THE REQUEST
Count every line in the entries that contains "epochs". Report that count alone.

++++++++++

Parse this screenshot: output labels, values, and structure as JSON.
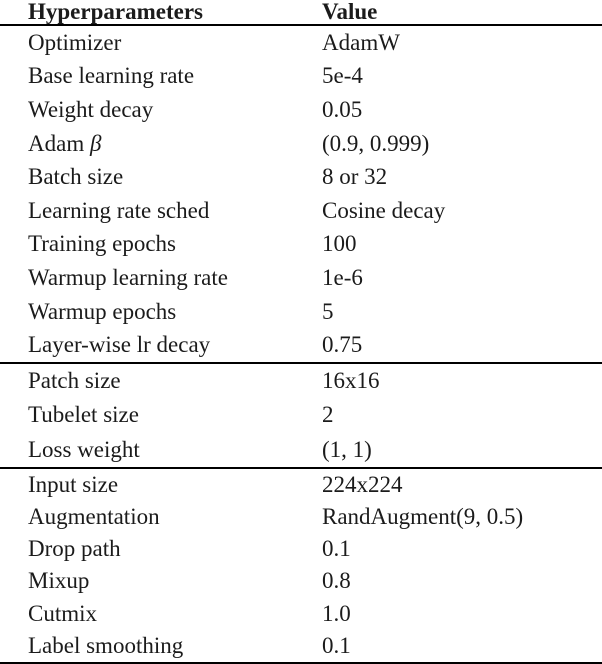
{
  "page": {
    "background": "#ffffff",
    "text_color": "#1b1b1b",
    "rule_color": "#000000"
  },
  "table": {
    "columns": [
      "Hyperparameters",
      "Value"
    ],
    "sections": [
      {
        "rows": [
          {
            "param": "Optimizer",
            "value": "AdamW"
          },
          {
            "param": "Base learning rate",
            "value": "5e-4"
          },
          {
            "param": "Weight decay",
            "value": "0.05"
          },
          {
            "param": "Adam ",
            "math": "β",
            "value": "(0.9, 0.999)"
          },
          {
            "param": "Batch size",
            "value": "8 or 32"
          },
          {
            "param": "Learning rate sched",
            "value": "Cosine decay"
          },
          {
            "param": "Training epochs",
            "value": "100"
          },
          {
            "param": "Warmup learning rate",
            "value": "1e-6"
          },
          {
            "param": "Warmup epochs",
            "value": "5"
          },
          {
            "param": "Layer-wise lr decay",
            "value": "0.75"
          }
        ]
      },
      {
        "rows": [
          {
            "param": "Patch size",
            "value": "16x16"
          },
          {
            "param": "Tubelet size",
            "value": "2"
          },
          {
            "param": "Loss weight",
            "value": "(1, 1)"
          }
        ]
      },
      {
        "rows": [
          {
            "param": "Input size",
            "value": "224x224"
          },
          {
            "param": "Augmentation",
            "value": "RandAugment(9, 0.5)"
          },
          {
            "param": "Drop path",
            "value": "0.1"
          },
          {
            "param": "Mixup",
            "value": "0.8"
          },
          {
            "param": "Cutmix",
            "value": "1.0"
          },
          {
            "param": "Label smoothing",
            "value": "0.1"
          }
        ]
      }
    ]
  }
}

++++++++++

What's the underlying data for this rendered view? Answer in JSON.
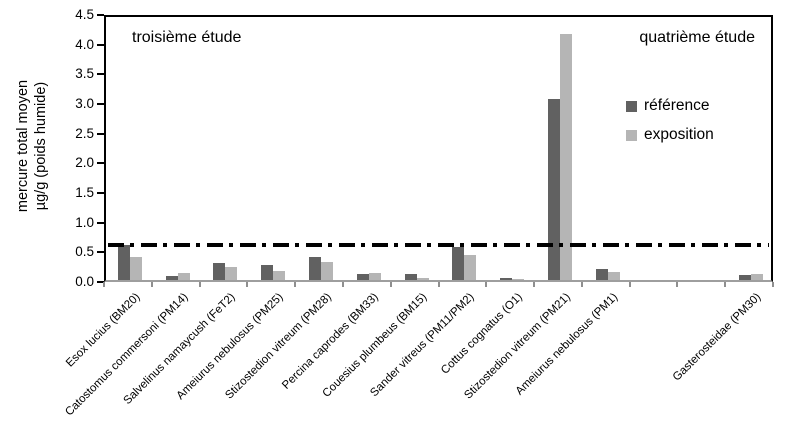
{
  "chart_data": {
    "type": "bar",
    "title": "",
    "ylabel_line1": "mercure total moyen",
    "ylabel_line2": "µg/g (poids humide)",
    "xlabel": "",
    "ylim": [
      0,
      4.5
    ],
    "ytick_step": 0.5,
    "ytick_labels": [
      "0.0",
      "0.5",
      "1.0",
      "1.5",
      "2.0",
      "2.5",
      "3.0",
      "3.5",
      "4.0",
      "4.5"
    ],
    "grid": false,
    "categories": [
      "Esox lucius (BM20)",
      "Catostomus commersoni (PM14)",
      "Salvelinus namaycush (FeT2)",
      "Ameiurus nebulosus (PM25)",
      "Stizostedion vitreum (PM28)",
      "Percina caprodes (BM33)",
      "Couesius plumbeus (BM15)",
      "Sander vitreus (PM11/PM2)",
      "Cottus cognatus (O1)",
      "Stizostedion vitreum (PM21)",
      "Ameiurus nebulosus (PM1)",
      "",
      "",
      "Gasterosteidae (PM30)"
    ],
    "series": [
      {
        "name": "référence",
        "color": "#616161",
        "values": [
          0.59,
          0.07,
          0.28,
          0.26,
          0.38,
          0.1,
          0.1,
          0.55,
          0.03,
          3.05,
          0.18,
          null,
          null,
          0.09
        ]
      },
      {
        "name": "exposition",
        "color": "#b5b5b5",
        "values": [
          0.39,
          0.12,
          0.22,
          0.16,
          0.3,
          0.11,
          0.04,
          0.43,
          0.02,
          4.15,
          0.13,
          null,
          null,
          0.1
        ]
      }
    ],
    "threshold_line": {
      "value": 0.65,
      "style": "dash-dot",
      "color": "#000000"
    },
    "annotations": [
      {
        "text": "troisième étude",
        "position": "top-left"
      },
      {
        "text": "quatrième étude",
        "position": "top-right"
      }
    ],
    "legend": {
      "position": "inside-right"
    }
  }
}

++++++++++

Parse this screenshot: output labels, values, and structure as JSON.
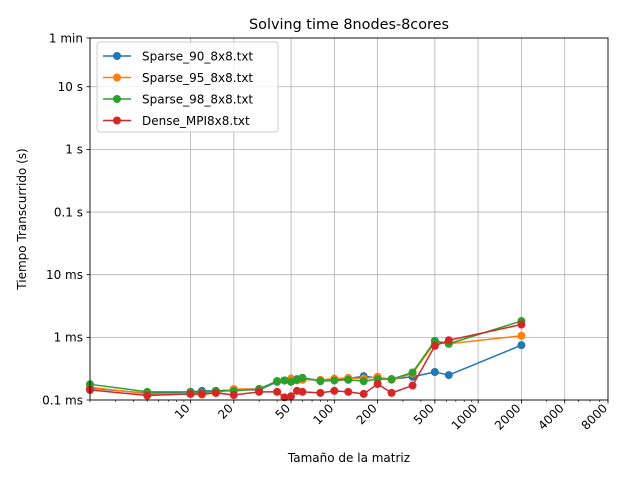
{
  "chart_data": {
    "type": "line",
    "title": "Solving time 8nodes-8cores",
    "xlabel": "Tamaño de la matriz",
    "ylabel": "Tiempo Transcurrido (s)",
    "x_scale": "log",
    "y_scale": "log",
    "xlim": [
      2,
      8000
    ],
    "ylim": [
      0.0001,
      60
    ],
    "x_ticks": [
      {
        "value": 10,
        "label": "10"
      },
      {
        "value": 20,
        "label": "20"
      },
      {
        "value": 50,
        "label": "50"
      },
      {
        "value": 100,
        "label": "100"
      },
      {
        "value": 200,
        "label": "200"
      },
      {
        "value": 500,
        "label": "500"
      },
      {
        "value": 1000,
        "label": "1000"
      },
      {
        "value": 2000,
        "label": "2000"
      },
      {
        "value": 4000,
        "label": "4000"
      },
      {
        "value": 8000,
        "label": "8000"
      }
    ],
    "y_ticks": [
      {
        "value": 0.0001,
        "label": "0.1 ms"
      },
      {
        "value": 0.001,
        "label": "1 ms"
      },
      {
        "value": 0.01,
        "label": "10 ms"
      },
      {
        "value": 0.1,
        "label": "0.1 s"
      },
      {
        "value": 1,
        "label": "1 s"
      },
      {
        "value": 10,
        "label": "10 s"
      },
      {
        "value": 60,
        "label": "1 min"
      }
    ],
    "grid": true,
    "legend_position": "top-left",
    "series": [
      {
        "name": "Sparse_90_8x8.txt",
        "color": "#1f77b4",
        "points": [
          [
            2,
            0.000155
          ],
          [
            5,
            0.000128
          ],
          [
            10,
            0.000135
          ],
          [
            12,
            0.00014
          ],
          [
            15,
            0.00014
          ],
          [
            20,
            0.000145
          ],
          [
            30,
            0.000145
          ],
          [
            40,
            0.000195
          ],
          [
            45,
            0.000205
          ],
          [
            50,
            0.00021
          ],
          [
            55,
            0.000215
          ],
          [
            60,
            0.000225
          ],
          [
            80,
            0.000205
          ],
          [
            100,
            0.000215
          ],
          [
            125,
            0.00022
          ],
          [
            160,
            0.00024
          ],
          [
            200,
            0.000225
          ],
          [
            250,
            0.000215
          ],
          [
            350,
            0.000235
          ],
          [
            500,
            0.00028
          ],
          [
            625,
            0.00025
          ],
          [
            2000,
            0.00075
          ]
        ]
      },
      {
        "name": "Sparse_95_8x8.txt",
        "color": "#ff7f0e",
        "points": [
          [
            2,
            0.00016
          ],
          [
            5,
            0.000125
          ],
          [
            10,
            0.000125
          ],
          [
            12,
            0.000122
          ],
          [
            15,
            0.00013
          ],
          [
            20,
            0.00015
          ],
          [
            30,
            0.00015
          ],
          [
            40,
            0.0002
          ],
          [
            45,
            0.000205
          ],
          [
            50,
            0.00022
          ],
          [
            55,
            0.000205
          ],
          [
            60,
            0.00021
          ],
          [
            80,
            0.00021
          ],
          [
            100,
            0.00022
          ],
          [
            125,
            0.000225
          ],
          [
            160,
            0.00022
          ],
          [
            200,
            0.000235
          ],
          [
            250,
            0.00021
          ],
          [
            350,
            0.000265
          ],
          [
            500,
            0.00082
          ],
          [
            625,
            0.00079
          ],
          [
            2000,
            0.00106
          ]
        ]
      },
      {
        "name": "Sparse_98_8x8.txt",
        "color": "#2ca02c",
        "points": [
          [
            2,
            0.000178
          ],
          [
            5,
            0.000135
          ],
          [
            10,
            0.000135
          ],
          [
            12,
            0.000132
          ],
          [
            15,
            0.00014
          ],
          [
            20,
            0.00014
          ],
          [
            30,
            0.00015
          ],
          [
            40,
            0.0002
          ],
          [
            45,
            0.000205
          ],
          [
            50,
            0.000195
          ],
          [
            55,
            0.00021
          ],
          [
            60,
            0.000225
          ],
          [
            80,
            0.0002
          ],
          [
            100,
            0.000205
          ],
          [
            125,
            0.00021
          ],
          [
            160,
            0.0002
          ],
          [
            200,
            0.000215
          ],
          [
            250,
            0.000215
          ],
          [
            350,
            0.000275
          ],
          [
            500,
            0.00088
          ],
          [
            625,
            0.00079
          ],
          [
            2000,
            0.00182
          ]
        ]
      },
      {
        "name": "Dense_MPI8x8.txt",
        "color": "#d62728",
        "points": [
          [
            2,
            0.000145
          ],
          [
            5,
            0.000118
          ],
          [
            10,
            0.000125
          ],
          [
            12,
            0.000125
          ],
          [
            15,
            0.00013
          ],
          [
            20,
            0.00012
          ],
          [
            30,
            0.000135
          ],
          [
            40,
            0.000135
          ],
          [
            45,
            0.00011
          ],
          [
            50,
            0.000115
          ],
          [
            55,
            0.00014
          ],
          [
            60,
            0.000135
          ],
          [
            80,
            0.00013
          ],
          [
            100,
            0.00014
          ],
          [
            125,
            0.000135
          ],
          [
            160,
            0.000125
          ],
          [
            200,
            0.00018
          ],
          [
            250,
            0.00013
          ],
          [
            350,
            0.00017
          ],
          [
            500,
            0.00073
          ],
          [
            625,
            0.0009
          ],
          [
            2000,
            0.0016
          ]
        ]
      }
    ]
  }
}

++++++++++

FINAL ANSWER
2